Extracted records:
* BEGIN *

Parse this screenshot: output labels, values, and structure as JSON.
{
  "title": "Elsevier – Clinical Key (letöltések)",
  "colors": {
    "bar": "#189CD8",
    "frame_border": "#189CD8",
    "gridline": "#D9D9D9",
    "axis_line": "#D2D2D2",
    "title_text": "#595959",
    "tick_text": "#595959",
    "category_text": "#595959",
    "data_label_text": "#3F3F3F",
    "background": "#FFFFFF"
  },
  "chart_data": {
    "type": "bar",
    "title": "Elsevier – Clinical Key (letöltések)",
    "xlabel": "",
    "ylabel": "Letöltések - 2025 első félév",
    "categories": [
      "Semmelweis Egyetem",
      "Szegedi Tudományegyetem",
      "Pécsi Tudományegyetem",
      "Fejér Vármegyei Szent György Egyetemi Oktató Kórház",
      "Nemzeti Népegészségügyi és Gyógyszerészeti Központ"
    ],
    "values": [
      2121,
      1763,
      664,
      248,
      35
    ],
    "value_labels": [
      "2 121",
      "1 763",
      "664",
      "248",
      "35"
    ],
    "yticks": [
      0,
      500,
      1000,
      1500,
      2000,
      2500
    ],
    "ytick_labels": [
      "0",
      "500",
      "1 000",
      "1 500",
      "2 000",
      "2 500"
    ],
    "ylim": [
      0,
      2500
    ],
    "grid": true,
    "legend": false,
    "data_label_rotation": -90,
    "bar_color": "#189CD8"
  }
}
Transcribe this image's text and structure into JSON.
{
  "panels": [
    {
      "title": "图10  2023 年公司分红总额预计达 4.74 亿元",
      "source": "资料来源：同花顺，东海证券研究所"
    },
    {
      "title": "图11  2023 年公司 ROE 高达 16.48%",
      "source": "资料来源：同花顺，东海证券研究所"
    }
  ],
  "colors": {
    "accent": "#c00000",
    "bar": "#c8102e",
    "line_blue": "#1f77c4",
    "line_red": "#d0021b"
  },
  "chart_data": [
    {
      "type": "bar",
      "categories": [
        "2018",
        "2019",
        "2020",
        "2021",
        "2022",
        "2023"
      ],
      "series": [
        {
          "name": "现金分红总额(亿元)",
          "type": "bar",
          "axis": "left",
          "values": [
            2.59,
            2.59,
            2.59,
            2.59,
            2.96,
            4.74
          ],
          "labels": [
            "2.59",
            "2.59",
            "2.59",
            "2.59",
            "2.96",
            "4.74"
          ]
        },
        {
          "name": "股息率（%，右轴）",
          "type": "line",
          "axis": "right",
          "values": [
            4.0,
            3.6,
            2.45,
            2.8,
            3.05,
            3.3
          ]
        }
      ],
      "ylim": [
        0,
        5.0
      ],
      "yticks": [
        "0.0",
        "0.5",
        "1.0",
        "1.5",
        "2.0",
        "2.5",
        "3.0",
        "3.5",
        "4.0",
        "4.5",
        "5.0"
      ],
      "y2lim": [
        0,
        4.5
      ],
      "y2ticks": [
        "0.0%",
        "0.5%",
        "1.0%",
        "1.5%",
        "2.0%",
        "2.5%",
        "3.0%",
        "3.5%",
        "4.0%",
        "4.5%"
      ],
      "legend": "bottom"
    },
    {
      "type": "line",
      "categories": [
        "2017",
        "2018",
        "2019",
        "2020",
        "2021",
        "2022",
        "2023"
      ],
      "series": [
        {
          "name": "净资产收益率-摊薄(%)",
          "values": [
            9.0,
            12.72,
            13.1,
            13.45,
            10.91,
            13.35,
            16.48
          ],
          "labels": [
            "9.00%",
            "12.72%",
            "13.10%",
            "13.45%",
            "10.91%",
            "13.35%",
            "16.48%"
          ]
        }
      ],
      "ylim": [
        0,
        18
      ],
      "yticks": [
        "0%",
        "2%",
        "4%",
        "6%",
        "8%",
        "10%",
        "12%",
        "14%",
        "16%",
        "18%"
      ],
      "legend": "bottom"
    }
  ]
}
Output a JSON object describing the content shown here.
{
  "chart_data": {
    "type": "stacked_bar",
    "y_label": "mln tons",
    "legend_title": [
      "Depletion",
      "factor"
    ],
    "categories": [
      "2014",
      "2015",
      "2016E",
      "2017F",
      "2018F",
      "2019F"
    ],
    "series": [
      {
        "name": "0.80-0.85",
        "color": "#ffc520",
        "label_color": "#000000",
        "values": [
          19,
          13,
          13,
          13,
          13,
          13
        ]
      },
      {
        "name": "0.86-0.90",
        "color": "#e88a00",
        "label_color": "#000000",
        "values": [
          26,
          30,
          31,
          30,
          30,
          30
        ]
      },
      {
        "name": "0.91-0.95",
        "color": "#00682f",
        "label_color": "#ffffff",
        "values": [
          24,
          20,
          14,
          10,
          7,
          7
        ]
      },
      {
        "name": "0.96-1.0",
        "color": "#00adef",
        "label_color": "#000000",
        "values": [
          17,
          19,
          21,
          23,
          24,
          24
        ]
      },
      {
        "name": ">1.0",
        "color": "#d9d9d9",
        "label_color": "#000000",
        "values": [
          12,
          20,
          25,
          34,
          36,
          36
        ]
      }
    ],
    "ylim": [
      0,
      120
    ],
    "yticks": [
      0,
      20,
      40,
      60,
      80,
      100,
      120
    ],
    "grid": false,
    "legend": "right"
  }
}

* END *

_TO BE DONE_. Copy every line of the records word for word.

_ANSWER FOR THIS EXERCISE_.
Parse this screenshot: output labels, values, and structure as JSON.
{
  "title": "Elsevier – Clinical Key (letöltések)",
  "colors": {
    "bar": "#189CD8",
    "frame_border": "#189CD8",
    "gridline": "#D9D9D9",
    "axis_line": "#D2D2D2",
    "title_text": "#595959",
    "tick_text": "#595959",
    "category_text": "#595959",
    "data_label_text": "#3F3F3F",
    "background": "#FFFFFF"
  },
  "chart_data": {
    "type": "bar",
    "title": "Elsevier – Clinical Key (letöltések)",
    "xlabel": "",
    "ylabel": "Letöltések - 2025 első félév",
    "categories": [
      "Semmelweis Egyetem",
      "Szegedi Tudományegyetem",
      "Pécsi Tudományegyetem",
      "Fejér Vármegyei Szent György Egyetemi Oktató Kórház",
      "Nemzeti Népegészségügyi és Gyógyszerészeti Központ"
    ],
    "values": [
      2121,
      1763,
      664,
      248,
      35
    ],
    "value_labels": [
      "2 121",
      "1 763",
      "664",
      "248",
      "35"
    ],
    "yticks": [
      0,
      500,
      1000,
      1500,
      2000,
      2500
    ],
    "ytick_labels": [
      "0",
      "500",
      "1 000",
      "1 500",
      "2 000",
      "2 500"
    ],
    "ylim": [
      0,
      2500
    ],
    "grid": true,
    "legend": false,
    "data_label_rotation": -90,
    "bar_color": "#189CD8"
  }
}
Transcribe this image's text and structure into JSON.
{
  "panels": [
    {
      "title": "图10  2023 年公司分红总额预计达 4.74 亿元",
      "source": "资料来源：同花顺，东海证券研究所"
    },
    {
      "title": "图11  2023 年公司 ROE 高达 16.48%",
      "source": "资料来源：同花顺，东海证券研究所"
    }
  ],
  "colors": {
    "accent": "#c00000",
    "bar": "#c8102e",
    "line_blue": "#1f77c4",
    "line_red": "#d0021b"
  },
  "chart_data": [
    {
      "type": "bar",
      "categories": [
        "2018",
        "2019",
        "2020",
        "2021",
        "2022",
        "2023"
      ],
      "series": [
        {
          "name": "现金分红总额(亿元)",
          "type": "bar",
          "axis": "left",
          "values": [
            2.59,
            2.59,
            2.59,
            2.59,
            2.96,
            4.74
          ],
          "labels": [
            "2.59",
            "2.59",
            "2.59",
            "2.59",
            "2.96",
            "4.74"
          ]
        },
        {
          "name": "股息率（%，右轴）",
          "type": "line",
          "axis": "right",
          "values": [
            4.0,
            3.6,
            2.45,
            2.8,
            3.05,
            3.3
          ]
        }
      ],
      "ylim": [
        0,
        5.0
      ],
      "yticks": [
        "0.0",
        "0.5",
        "1.0",
        "1.5",
        "2.0",
        "2.5",
        "3.0",
        "3.5",
        "4.0",
        "4.5",
        "5.0"
      ],
      "y2lim": [
        0,
        4.5
      ],
      "y2ticks": [
        "0.0%",
        "0.5%",
        "1.0%",
        "1.5%",
        "2.0%",
        "2.5%",
        "3.0%",
        "3.5%",
        "4.0%",
        "4.5%"
      ],
      "legend": "bottom"
    },
    {
      "type": "line",
      "categories": [
        "2017",
        "2018",
        "2019",
        "2020",
        "2021",
        "2022",
        "2023"
      ],
      "series": [
        {
          "name": "净资产收益率-摊薄(%)",
          "values": [
            9.0,
            12.72,
            13.1,
            13.45,
            10.91,
            13.35,
            16.48
          ],
          "labels": [
            "9.00%",
            "12.72%",
            "13.10%",
            "13.45%",
            "10.91%",
            "13.35%",
            "16.48%"
          ]
        }
      ],
      "ylim": [
        0,
        18
      ],
      "yticks": [
        "0%",
        "2%",
        "4%",
        "6%",
        "8%",
        "10%",
        "12%",
        "14%",
        "16%",
        "18%"
      ],
      "legend": "bottom"
    }
  ]
}
Output a JSON object describing the content shown here.
{
  "chart_data": {
    "type": "stacked_bar",
    "y_label": "mln tons",
    "legend_title": [
      "Depletion",
      "factor"
    ],
    "categories": [
      "2014",
      "2015",
      "2016E",
      "2017F",
      "2018F",
      "2019F"
    ],
    "series": [
      {
        "name": "0.80-0.85",
        "color": "#ffc520",
        "label_color": "#000000",
        "values": [
          19,
          13,
          13,
          13,
          13,
          13
        ]
      },
      {
        "name": "0.86-0.90",
        "color": "#e88a00",
        "label_color": "#000000",
        "values": [
          26,
          30,
          31,
          30,
          30,
          30
        ]
      },
      {
        "name": "0.91-0.95",
        "color": "#00682f",
        "label_color": "#ffffff",
        "values": [
          24,
          20,
          14,
          10,
          7,
          7
        ]
      },
      {
        "name": "0.96-1.0",
        "color": "#00adef",
        "label_color": "#000000",
        "values": [
          17,
          19,
          21,
          23,
          24,
          24
        ]
      },
      {
        "name": ">1.0",
        "color": "#d9d9d9",
        "label_color": "#000000",
        "values": [
          12,
          20,
          25,
          34,
          36,
          36
        ]
      }
    ],
    "ylim": [
      0,
      120
    ],
    "yticks": [
      0,
      20,
      40,
      60,
      80,
      100,
      120
    ],
    "grid": false,
    "legend": "right"
  }
}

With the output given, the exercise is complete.